Where a line below holds the string "Hello", copy that line.

Source records
▽

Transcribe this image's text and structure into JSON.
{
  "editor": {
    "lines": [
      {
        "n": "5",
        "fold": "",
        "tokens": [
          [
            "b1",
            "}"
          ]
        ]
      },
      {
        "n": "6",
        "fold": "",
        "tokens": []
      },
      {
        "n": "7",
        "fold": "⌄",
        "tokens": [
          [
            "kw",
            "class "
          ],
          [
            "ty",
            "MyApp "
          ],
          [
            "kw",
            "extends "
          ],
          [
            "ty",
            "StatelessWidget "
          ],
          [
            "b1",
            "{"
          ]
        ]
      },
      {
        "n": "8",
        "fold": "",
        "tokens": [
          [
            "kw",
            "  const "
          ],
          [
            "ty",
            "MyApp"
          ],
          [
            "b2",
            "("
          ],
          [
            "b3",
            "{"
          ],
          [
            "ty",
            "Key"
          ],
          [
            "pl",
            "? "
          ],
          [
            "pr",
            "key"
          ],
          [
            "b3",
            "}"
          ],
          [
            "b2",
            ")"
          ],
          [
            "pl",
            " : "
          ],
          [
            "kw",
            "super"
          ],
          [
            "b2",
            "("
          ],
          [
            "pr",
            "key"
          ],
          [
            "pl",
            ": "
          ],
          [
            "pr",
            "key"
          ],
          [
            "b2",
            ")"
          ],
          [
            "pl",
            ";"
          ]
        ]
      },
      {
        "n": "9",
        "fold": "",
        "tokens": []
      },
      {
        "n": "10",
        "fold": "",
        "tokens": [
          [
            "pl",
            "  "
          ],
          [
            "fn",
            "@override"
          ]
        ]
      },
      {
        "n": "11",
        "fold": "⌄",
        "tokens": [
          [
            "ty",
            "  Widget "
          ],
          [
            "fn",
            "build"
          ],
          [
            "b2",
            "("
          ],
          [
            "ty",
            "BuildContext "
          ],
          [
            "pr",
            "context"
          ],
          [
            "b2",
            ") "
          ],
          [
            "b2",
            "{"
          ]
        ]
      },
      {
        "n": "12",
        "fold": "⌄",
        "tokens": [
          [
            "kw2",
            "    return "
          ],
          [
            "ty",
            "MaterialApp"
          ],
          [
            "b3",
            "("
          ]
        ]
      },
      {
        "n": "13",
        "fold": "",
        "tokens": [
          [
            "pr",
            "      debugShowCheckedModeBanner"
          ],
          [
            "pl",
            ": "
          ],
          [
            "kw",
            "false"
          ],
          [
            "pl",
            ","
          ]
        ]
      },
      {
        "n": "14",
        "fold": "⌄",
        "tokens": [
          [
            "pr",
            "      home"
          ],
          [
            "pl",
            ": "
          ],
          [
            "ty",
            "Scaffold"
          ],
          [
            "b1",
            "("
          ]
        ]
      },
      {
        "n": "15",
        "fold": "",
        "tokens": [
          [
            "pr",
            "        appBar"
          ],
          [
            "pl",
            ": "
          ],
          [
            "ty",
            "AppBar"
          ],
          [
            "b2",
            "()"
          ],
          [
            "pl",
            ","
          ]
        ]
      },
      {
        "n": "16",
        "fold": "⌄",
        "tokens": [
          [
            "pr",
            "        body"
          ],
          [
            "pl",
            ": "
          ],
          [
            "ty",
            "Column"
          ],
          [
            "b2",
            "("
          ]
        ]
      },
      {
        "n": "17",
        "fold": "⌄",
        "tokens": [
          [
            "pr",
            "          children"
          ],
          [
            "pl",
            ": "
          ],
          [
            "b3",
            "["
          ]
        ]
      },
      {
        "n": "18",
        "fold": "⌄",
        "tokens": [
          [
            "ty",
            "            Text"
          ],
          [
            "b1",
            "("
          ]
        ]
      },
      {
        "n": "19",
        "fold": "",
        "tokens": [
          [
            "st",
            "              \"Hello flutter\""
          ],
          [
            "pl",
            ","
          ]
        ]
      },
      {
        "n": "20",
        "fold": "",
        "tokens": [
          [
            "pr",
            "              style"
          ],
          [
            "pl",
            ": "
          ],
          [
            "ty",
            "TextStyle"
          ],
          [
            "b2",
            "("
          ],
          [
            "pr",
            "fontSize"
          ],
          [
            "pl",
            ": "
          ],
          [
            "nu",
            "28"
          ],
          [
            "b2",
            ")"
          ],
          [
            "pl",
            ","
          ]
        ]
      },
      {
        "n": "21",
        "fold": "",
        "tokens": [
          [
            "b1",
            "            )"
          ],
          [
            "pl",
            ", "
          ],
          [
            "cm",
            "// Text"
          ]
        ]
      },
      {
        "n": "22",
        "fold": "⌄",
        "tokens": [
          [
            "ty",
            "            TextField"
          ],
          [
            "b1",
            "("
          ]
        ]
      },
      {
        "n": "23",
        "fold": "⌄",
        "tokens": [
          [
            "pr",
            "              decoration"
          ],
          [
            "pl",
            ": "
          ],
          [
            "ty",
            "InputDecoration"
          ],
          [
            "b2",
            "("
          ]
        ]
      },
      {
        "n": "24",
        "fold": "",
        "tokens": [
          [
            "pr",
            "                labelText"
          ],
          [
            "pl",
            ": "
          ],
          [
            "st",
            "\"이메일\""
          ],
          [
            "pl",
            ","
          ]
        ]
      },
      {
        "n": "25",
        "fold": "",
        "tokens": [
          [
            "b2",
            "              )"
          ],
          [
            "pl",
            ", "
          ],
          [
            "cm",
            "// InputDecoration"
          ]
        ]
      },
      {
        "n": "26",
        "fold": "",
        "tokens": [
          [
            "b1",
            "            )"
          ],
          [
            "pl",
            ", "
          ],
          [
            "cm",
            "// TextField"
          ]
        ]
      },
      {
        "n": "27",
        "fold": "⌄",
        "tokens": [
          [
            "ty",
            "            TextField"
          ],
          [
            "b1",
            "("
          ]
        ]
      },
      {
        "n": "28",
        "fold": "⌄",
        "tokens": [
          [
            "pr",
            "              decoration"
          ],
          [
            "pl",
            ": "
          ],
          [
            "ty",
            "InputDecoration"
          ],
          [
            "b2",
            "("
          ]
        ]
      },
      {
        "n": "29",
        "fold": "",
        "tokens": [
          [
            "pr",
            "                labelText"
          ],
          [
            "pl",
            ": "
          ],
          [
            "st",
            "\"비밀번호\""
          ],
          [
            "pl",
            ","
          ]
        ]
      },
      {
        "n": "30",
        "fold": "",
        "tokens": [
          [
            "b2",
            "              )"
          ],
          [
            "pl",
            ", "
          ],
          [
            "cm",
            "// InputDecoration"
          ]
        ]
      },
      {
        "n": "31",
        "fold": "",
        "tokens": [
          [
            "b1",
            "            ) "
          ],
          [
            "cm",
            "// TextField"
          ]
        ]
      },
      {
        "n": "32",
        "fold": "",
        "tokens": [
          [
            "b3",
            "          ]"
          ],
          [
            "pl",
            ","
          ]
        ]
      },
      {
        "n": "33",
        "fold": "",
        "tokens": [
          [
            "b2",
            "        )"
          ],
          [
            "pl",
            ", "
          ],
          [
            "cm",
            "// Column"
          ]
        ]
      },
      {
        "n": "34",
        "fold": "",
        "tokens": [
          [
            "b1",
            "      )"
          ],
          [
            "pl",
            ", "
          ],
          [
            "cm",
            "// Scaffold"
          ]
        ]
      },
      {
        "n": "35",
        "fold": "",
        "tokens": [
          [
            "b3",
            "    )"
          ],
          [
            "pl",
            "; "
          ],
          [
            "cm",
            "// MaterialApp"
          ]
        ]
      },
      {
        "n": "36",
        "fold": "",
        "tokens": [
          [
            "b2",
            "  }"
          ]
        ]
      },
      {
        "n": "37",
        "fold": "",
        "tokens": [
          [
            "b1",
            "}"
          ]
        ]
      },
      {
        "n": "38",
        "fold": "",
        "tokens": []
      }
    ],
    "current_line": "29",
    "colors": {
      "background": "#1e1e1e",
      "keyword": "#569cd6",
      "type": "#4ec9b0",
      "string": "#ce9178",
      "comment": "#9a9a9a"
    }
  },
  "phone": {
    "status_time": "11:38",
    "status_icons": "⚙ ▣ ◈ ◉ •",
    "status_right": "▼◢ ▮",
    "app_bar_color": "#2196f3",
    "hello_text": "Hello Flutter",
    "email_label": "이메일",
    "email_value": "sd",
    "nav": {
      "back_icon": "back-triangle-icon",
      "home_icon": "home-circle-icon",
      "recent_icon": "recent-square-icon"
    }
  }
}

△

#### Task output
            "              \"Hello flutter\""
    "hello_text": "Hello Flutter",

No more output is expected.